-- MATERIAL SUPPLIED start --

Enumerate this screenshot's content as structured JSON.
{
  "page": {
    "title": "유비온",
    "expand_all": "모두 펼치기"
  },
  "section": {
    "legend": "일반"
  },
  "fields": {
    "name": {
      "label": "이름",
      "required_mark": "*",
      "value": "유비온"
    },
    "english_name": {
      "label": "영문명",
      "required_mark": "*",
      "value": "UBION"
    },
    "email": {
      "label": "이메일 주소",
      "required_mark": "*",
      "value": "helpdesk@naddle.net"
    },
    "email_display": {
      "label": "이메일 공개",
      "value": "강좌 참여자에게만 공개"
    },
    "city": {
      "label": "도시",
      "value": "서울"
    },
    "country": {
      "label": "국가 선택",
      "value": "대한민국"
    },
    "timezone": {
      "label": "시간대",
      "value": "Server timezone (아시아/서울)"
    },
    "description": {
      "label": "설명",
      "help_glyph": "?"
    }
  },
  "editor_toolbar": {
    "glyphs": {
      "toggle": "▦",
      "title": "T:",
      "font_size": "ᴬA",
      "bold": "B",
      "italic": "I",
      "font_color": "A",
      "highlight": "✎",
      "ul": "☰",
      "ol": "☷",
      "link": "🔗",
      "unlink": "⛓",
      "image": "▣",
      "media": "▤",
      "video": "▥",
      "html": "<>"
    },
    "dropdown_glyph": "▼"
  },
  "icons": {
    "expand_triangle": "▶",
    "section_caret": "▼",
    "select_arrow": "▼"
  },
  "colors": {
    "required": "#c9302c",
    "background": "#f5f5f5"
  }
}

-- MATERIAL SUPPLIED end --

| PROBLEM REQUIREMENTS |
Reproduce each entry from the records above, character for character.

| ANSWER |
Enumerate this screenshot's content as structured JSON.
{
  "page": {
    "title": "유비온",
    "expand_all": "모두 펼치기"
  },
  "section": {
    "legend": "일반"
  },
  "fields": {
    "name": {
      "label": "이름",
      "required_mark": "*",
      "value": "유비온"
    },
    "english_name": {
      "label": "영문명",
      "required_mark": "*",
      "value": "UBION"
    },
    "email": {
      "label": "이메일 주소",
      "required_mark": "*",
      "value": "helpdesk@naddle.net"
    },
    "email_display": {
      "label": "이메일 공개",
      "value": "강좌 참여자에게만 공개"
    },
    "city": {
      "label": "도시",
      "value": "서울"
    },
    "country": {
      "label": "국가 선택",
      "value": "대한민국"
    },
    "timezone": {
      "label": "시간대",
      "value": "Server timezone (아시아/서울)"
    },
    "description": {
      "label": "설명",
      "help_glyph": "?"
    }
  },
  "editor_toolbar": {
    "glyphs": {
      "toggle": "▦",
      "title": "T:",
      "font_size": "ᴬA",
      "bold": "B",
      "italic": "I",
      "font_color": "A",
      "highlight": "✎",
      "ul": "☰",
      "ol": "☷",
      "link": "🔗",
      "unlink": "⛓",
      "image": "▣",
      "media": "▤",
      "video": "▥",
      "html": "<>"
    },
    "dropdown_glyph": "▼"
  },
  "icons": {
    "expand_triangle": "▶",
    "section_caret": "▼",
    "select_arrow": "▼"
  },
  "colors": {
    "required": "#c9302c",
    "background": "#f5f5f5"
  }
}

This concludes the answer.